== PROVIDED RECORDS

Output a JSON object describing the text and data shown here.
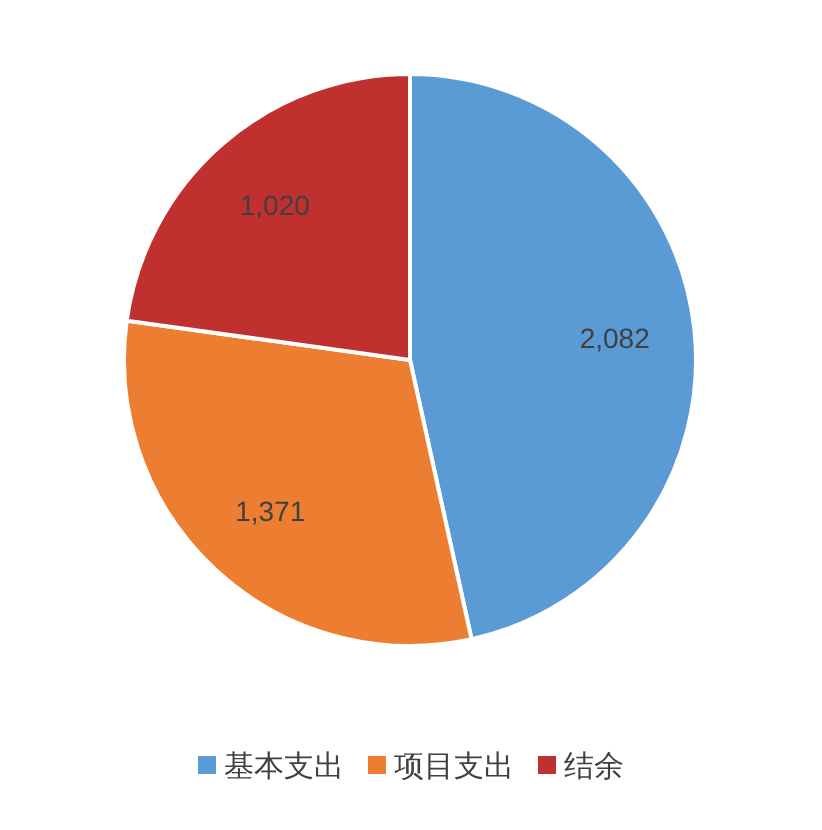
{
  "chart_data": {
    "type": "pie",
    "categories": [
      "基本支出",
      "项目支出",
      "结余"
    ],
    "values": [
      2082,
      1371,
      1020
    ],
    "colors": [
      "#5b9bd5",
      "#ed7d31",
      "#c0302f"
    ],
    "value_labels": [
      "2,082",
      "1,371",
      "1,020"
    ],
    "legend": "bottom"
  }
}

====

Take the records above and transcribe them exactly, dropping every picture.

Output a JSON object describing the text and data shown here.
{
  "chart_data": {
    "type": "pie",
    "categories": [
      "基本支出",
      "项目支出",
      "结余"
    ],
    "values": [
      2082,
      1371,
      1020
    ],
    "colors": [
      "#5b9bd5",
      "#ed7d31",
      "#c0302f"
    ],
    "value_labels": [
      "2,082",
      "1,371",
      "1,020"
    ],
    "legend": "bottom"
  }
}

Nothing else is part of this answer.